§ **Text shown**
□ □ □
- Theatrical release poster
- Directed by: Picha
- Written by: Picha and Tony Hendra (Original English version) Christian Dura (French version)
- Screenplay by: Picha Jean Colette Pierre Bartier Christian Dura Michel Gast
- Produced by: Picha Michel Gast Jenny Gérard
- Starring: Ron Venable Bob Kaliban John Graham Christopher Guest Clark Warren Mark E. Smith Bill Murray
- Edited by: Doug Turner Lucien Yvonnet Bob Jones
- Music by: Roy Budd and Paul Fishman (original score) Leo Sayer, Alex Master, Les Davidson, and Billy Livsey (songs)
- Production companies: Pils Film (Belgium) S.N.D. (France)
- Distributed by: SND Oceanic (France) Elan Films (Belgium)
- Release date: 21 May 1980; (France)
- Running time: 95 minutes (uncut) 83 minutes (cut)
- Countries: Belgium France
- Languages: English (original) French (dubbed)

= The Missing Link (1980 film) =

1984 film directed by Picha

The Missing Link (Le Chaînon manquant) is a 1980 adult animated comedy film directed by Picha, and co-produced by Pils Film (Belgium) and S.N.D. (France). The film was entered into the 1980 Cannes Film Festival, but lost out to All That Jazz and Kagemusha.

==Plot==
The year is 196303 BC. A group of cavemen rises from the mud, and the first thing on their minds is finding something to eat. After two unsuccessful attempts, the group decides to eat one of their own. Suddenly, the men meet women, but do not know how to make love to them. The elder of the men sees a pair of stegosaurus performing doggy style, which inspires the elder to do the same thing with one of the women. Nine months later, that same woman is pregnant with two boys, Ah and O. The cavemen like Ah, but are frightened by O and abandon him. Meanwhile, a brontosaurus abandons one of her eggs. Both O and the baby brontosaurus Igua meet, and instantly become friends.

Years later, while trying to feed O, Igua comes across a stranded egg. Before O can try to eat it, the egg hatches and inside it is a baby pterodactyl named Croak. Croak and O become friends as well, but Igua becomes jealous and does not want O to see Croak again. As O grows up into an adult, he meets up with Croak again, who tries to help O become smarter. Their first "lesson" is how to fly. As O tries to fly, Igua steps in and takes O away. The next day, O looks in a pool of water and sees his reflection and discovers that he is a man, not a brontosaurus. He decides to leave Igua and search for his own kind. As O sets out into the jungle, he runs into several creatures that he mistakes for men, including a wild boar and a giant worm. At nightfall, O becomes lost in the jungle and has an encounter with a menagerie of unusual creatures that nearly kill him. However, he soon finds Croak and the two fly away together. While flying, Croak accidentally crashes into a dimorphodon and drops O, thus separating the two.
□ □ □
§ **Raw records**
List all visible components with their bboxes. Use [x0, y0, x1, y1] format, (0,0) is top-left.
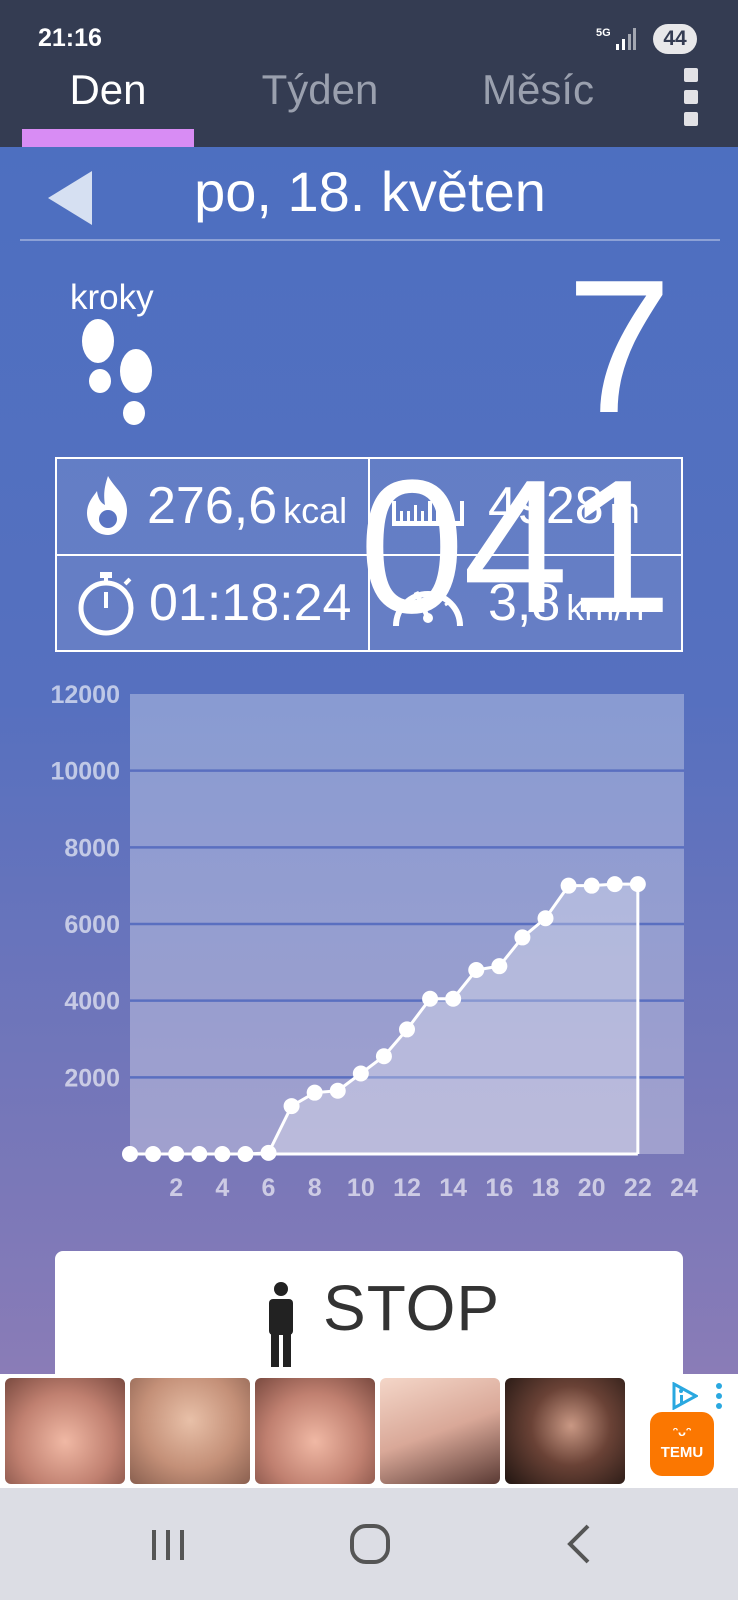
calories-stat: 276,6 kcal — [57, 459, 368, 554]
steps-chart-svg: 200040006000800010000120002 4 6 8 10 12 14 16 18… — [50, 681, 698, 1202]
x-tick-label: 14 — [439, 1174, 467, 1202]
ad-image-portrait[interactable] — [505, 1378, 625, 1484]
data-point — [468, 962, 485, 978]
data-point — [260, 1144, 277, 1161]
data-point — [237, 1146, 254, 1162]
footprints-icon — [82, 319, 152, 425]
temu-logo-text: TEMU — [660, 1444, 704, 1461]
active-tab-indicator — [22, 129, 194, 147]
x-tick-label: 10 — [347, 1174, 375, 1202]
status-time: 21:16 — [38, 24, 102, 52]
data-point — [629, 876, 646, 893]
distance-unit: m — [609, 490, 640, 531]
status-bar: 21:16 5G 44 — [0, 0, 738, 60]
data-point — [191, 1146, 208, 1162]
speedometer-icon — [393, 590, 463, 627]
data-point — [606, 876, 623, 893]
stop-button[interactable]: STOP — [55, 1251, 683, 1374]
tab-week-label: Týden — [261, 66, 379, 113]
current-date: po, 18. květen — [194, 160, 546, 223]
back-arrow-icon[interactable] — [46, 167, 96, 229]
ruler-icon — [392, 501, 464, 526]
data-point — [352, 1065, 369, 1082]
speed-unit: km/h — [566, 587, 645, 628]
data-point — [329, 1082, 346, 1099]
tab-week[interactable]: Týden — [240, 62, 400, 118]
data-point — [168, 1146, 185, 1162]
home-icon[interactable] — [340, 1516, 400, 1572]
distance-stat: 4928 m — [370, 459, 683, 554]
data-point — [560, 877, 577, 894]
stop-button-label: STOP — [323, 1272, 501, 1344]
y-tick-label: 8000 — [64, 834, 120, 862]
x-tick-label: 16 — [485, 1174, 513, 1202]
steps-chart: 2000 4000 6000 8000 10000 12000 2 4 6 8 10 12 14 16 18… — [0, 667, 738, 1207]
ad-banner[interactable]: ᵔᴗᵔ TEMU — [0, 1374, 738, 1488]
x-tick-label: 4 — [215, 1174, 229, 1202]
calories-value: 276,6 — [147, 477, 278, 535]
overflow-menu-icon[interactable] — [676, 66, 706, 130]
ad-image-pendant[interactable] — [255, 1378, 375, 1484]
tab-month-label: Měsíc — [481, 66, 594, 113]
x-tick-label: 24 — [670, 1174, 698, 1202]
tab-month[interactable]: Měsíc — [458, 62, 618, 118]
temu-logo-glyphs: ᵔᴗᵔ — [672, 1424, 692, 1439]
data-point — [122, 1146, 138, 1162]
back-icon[interactable] — [552, 1516, 612, 1572]
ad-image-choker[interactable] — [130, 1378, 250, 1484]
x-tick-label: 22 — [624, 1174, 652, 1202]
data-point — [399, 1021, 415, 1038]
steps-label: kroky — [70, 278, 154, 317]
stopwatch-icon — [78, 572, 134, 636]
y-tick-label: 12000 — [50, 681, 120, 709]
distance-value: 4928 — [488, 477, 604, 535]
main-content: po, 18. květen kroky 7 041 276,6 kcal 49… — [0, 147, 738, 1374]
data-point — [375, 1048, 392, 1065]
y-tick-label: 10000 — [50, 758, 120, 786]
data-point — [214, 1146, 231, 1162]
data-point — [145, 1146, 162, 1162]
tab-day[interactable]: Den — [22, 62, 194, 118]
signal-icon — [616, 28, 636, 50]
x-tick-label: 6 — [262, 1174, 276, 1202]
system-navigation-bar — [0, 1488, 738, 1600]
y-tick-label: 4000 — [64, 988, 120, 1016]
speed-value: 3,8 — [488, 574, 561, 632]
data-point — [445, 990, 462, 1007]
flame-icon — [87, 476, 127, 535]
duration-stat: 01:18:24 — [57, 556, 368, 651]
data-point — [583, 877, 600, 894]
battery-indicator: 44 — [653, 24, 697, 54]
adchoices-icon[interactable] — [670, 1382, 698, 1410]
data-point — [491, 958, 508, 975]
data-point — [283, 1098, 300, 1115]
y-tick-label: 2000 — [64, 1064, 120, 1092]
x-tick-label: 2 — [169, 1174, 183, 1202]
x-tick-label: 20 — [578, 1174, 606, 1202]
x-tick-label: 18 — [532, 1174, 560, 1202]
person-icon — [269, 1282, 293, 1367]
y-tick-label: 6000 — [64, 911, 120, 939]
recent-apps-icon[interactable] — [138, 1516, 198, 1572]
ad-options-icon[interactable] — [714, 1382, 724, 1410]
data-point — [537, 910, 554, 927]
x-tick-label: 12 — [393, 1174, 421, 1202]
calories-unit: kcal — [283, 490, 348, 531]
x-tick-label: 8 — [308, 1174, 322, 1202]
stats-grid: 276,6 kcal 4928 m 01:18:24 3,8 km/h — [55, 457, 683, 652]
tab-day-label: Den — [69, 66, 147, 113]
ad-image-lashes[interactable] — [380, 1378, 500, 1484]
network-type: 5G — [596, 27, 611, 39]
date-navigation: po, 18. květen — [0, 147, 738, 242]
top-bar: 21:16 5G 44 Den Týden Měsíc — [0, 0, 738, 147]
speed-stat: 3,8 km/h — [370, 556, 683, 651]
ad-image-necklace[interactable] — [5, 1378, 125, 1484]
duration-value: 01:18:24 — [149, 574, 352, 632]
data-point — [514, 929, 531, 946]
temu-logo[interactable]: ᵔᴗᵔ TEMU — [650, 1412, 714, 1476]
data-point — [306, 1084, 323, 1101]
data-point — [422, 990, 439, 1007]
□ □ □
§ **Requirements**
1. Using the article on The Missing Link shown above the data, decide whether each statement agrees with it, and give yes or no with the deciding words quoted exactly. (a) The film was entered into the 1980 Cannes Film Festival. (b) The cavemen abandon Ah. (c) The egg Igua finds hatches into a baby pterodactyl named Croak.
2. Turn the paragraph of the article on The Missing Link that begins "The year is 196303 BC." into a short bulleted list that keeps its main facts.
3. Carry on the article on The Missing Link from its last sentence, writing the next part of the plot.

§ **Task results**
1.
(a) Yes: "The film was entered into the 1980 Cannes Film Festival"
(b) No: "The cavemen like Ah, but are frightened by O and abandon him."
(c) Yes: "the egg hatches and inside it is a baby pterodactyl named Croak"

2.
- In 196303 BC, a group of cavemen rises from the mud, intent on finding something to eat.
- After two unsuccessful attempts, they eat one of their own.
- They meet women but do not know how to make love to them. The elder copies a pair of stegosaurus performing doggy style.
- Nine months later, that woman is pregnant with two boys, Ah and O.
- The cavemen like Ah, but they are frightened by O and abandon him.
- A brontosaurus abandons one of her eggs. O and the baby brontosaurus Igua meet and instantly become friends.

3.
Elsewhere, Igua tries to get together with his own kind. He finds a group of brontosauruses at a nearby lake, but they reject him due to Igua smelling too much like "man". Igua is crushed and decides to find O. As O begins to search for man, he comes across a group of workaholic creatures named "No-Lobes". They let him stay, but O causes chaos, which results in O discovering the wheel. After O destroys the No-Lobes's crops with the wheel, he is kicked out and the quest for man continues. While exploring, O is caught by a feline creature with a long tail, which she uses to seduce her victims before eating them. O decides to name her "No-man". "No-man" uses her tail to seduce O, then drags him off to her own kind. Before the felines eat him, they are distracted by a new-born baby. O and "No-man", who has a change of heart, run off together, with the others quickly behind them. O and "No-man" give them the slip, then they both have sex. While the two sleep, they are interrupted by a stampede of giant turtles. The feline tribe catches up with them, and catches "No-man". O uses a lone giant turtle shell and a couple of wheels to ride up to the tribe and tries to catch "No-man", but misses. O rolls off into the desert, leaving "No-man" to have her tail cut off. O crashes into a palm tree in the middle of the desert and is left to walk again.

Later, O runs into Croak again. O is in need of water, and Croak just happens to be searching for water. They find what appears to be water, but before O can drink, he is stopped by a dragon. The dragon tries to breathe fire at O, but it comes out his anus instead. To get water, O decides to help the dragon by sticking a cork up the dragon's anus. This causes the dragon to breathe fire from his mouth. The dragon thanks O and lets him drink. However, the watering hole is in fact a tar pit, but the dragon gives him a lift to a nearby lake. After O drinks plenty of water, he takes a brief nap. When he wakes up, he sees that he is tied down to the ground by a colony of ants. O gets himself free and climbs up a tall building made out of grass, which cracks and sends O crashing into a pool of water, which drowns half of the ants. O continues on to the Arctic, and meets up with a group of Norwegian barbarians. O shows them fire, which intrigues the group. They use their fur coats to light up the fire even more, but the fire melts the ice and their coats are lost in the bottom of the ocean. The group chases after O, but Croak flies in and saves him. As Croak flies O to safety, O is eaten by a shark. O eventually escapes from the shark and finally meets his human family.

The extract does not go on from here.